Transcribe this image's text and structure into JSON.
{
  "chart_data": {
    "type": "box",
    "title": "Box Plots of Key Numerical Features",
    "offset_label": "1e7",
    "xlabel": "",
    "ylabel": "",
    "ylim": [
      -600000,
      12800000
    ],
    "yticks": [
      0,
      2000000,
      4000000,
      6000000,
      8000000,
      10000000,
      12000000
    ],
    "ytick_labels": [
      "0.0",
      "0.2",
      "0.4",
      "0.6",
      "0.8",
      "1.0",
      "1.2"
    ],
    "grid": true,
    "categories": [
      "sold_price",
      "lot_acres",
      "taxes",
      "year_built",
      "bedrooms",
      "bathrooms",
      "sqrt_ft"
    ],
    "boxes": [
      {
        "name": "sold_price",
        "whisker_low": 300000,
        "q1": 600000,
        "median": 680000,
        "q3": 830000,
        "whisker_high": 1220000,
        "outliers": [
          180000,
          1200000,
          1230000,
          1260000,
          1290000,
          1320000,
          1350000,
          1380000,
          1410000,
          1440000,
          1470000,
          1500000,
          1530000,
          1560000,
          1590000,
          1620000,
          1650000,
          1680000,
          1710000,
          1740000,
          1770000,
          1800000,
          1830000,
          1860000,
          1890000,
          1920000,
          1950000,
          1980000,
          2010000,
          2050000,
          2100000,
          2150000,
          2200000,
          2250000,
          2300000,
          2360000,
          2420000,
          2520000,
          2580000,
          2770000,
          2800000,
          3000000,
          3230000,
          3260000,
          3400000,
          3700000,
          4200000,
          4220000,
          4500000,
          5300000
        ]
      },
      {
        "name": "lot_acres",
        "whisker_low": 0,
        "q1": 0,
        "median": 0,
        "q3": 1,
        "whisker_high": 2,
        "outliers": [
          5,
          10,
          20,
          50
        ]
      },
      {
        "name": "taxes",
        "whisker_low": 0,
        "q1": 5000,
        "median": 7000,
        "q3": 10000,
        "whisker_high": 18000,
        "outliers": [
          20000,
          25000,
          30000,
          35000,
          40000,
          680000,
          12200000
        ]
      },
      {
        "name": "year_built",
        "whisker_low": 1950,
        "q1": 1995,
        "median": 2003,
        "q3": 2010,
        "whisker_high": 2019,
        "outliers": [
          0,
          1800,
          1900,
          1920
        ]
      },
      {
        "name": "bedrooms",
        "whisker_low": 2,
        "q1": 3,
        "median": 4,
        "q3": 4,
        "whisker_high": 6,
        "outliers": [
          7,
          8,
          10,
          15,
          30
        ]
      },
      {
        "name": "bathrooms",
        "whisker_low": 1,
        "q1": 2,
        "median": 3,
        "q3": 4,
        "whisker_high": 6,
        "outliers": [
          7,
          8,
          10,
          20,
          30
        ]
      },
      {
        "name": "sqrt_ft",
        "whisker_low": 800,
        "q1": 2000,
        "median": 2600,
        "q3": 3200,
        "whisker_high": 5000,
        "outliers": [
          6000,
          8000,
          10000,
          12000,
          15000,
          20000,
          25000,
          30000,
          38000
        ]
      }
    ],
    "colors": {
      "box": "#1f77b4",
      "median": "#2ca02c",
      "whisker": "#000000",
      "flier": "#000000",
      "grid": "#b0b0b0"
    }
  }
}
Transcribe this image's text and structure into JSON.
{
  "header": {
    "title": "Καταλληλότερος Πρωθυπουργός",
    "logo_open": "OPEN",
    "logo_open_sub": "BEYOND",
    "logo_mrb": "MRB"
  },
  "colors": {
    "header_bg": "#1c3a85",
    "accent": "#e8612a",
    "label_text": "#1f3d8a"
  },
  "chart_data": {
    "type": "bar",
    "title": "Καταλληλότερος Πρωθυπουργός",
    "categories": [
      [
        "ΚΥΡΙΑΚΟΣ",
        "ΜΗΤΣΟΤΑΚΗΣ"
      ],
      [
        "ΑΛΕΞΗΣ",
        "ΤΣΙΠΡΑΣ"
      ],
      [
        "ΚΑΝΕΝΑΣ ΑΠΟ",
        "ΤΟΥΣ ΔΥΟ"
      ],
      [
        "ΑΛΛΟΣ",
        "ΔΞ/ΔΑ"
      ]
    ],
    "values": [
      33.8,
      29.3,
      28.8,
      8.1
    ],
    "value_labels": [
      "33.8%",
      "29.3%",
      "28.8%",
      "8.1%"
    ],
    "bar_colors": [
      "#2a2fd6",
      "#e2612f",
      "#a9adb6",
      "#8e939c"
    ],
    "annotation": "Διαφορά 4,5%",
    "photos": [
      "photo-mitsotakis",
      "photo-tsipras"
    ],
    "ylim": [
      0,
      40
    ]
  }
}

# # # #

# TASK GOAL
All of the material above needs to be retyped word for word.

# WRITTEN ANSWER
Transcribe this image's text and structure into JSON.
{
  "chart_data": {
    "type": "box",
    "title": "Box Plots of Key Numerical Features",
    "offset_label": "1e7",
    "xlabel": "",
    "ylabel": "",
    "ylim": [
      -600000,
      12800000
    ],
    "yticks": [
      0,
      2000000,
      4000000,
      6000000,
      8000000,
      10000000,
      12000000
    ],
    "ytick_labels": [
      "0.0",
      "0.2",
      "0.4",
      "0.6",
      "0.8",
      "1.0",
      "1.2"
    ],
    "grid": true,
    "categories": [
      "sold_price",
      "lot_acres",
      "taxes",
      "year_built",
      "bedrooms",
      "bathrooms",
      "sqrt_ft"
    ],
    "boxes": [
      {
        "name": "sold_price",
        "whisker_low": 300000,
        "q1": 600000,
        "median": 680000,
        "q3": 830000,
        "whisker_high": 1220000,
        "outliers": [
          180000,
          1200000,
          1230000,
          1260000,
          1290000,
          1320000,
          1350000,
          1380000,
          1410000,
          1440000,
          1470000,
          1500000,
          1530000,
          1560000,
          1590000,
          1620000,
          1650000,
          1680000,
          1710000,
          1740000,
          1770000,
          1800000,
          1830000,
          1860000,
          1890000,
          1920000,
          1950000,
          1980000,
          2010000,
          2050000,
          2100000,
          2150000,
          2200000,
          2250000,
          2300000,
          2360000,
          2420000,
          2520000,
          2580000,
          2770000,
          2800000,
          3000000,
          3230000,
          3260000,
          3400000,
          3700000,
          4200000,
          4220000,
          4500000,
          5300000
        ]
      },
      {
        "name": "lot_acres",
        "whisker_low": 0,
        "q1": 0,
        "median": 0,
        "q3": 1,
        "whisker_high": 2,
        "outliers": [
          5,
          10,
          20,
          50
        ]
      },
      {
        "name": "taxes",
        "whisker_low": 0,
        "q1": 5000,
        "median": 7000,
        "q3": 10000,
        "whisker_high": 18000,
        "outliers": [
          20000,
          25000,
          30000,
          35000,
          40000,
          680000,
          12200000
        ]
      },
      {
        "name": "year_built",
        "whisker_low": 1950,
        "q1": 1995,
        "median": 2003,
        "q3": 2010,
        "whisker_high": 2019,
        "outliers": [
          0,
          1800,
          1900,
          1920
        ]
      },
      {
        "name": "bedrooms",
        "whisker_low": 2,
        "q1": 3,
        "median": 4,
        "q3": 4,
        "whisker_high": 6,
        "outliers": [
          7,
          8,
          10,
          15,
          30
        ]
      },
      {
        "name": "bathrooms",
        "whisker_low": 1,
        "q1": 2,
        "median": 3,
        "q3": 4,
        "whisker_high": 6,
        "outliers": [
          7,
          8,
          10,
          20,
          30
        ]
      },
      {
        "name": "sqrt_ft",
        "whisker_low": 800,
        "q1": 2000,
        "median": 2600,
        "q3": 3200,
        "whisker_high": 5000,
        "outliers": [
          6000,
          8000,
          10000,
          12000,
          15000,
          20000,
          25000,
          30000,
          38000
        ]
      }
    ],
    "colors": {
      "box": "#1f77b4",
      "median": "#2ca02c",
      "whisker": "#000000",
      "flier": "#000000",
      "grid": "#b0b0b0"
    }
  }
}
Transcribe this image's text and structure into JSON.
{
  "header": {
    "title": "Καταλληλότερος Πρωθυπουργός",
    "logo_open": "OPEN",
    "logo_open_sub": "BEYOND",
    "logo_mrb": "MRB"
  },
  "colors": {
    "header_bg": "#1c3a85",
    "accent": "#e8612a",
    "label_text": "#1f3d8a"
  },
  "chart_data": {
    "type": "bar",
    "title": "Καταλληλότερος Πρωθυπουργός",
    "categories": [
      [
        "ΚΥΡΙΑΚΟΣ",
        "ΜΗΤΣΟΤΑΚΗΣ"
      ],
      [
        "ΑΛΕΞΗΣ",
        "ΤΣΙΠΡΑΣ"
      ],
      [
        "ΚΑΝΕΝΑΣ ΑΠΟ",
        "ΤΟΥΣ ΔΥΟ"
      ],
      [
        "ΑΛΛΟΣ",
        "ΔΞ/ΔΑ"
      ]
    ],
    "values": [
      33.8,
      29.3,
      28.8,
      8.1
    ],
    "value_labels": [
      "33.8%",
      "29.3%",
      "28.8%",
      "8.1%"
    ],
    "bar_colors": [
      "#2a2fd6",
      "#e2612f",
      "#a9adb6",
      "#8e939c"
    ],
    "annotation": "Διαφορά 4,5%",
    "photos": [
      "photo-mitsotakis",
      "photo-tsipras"
    ],
    "ylim": [
      0,
      40
    ]
  }
}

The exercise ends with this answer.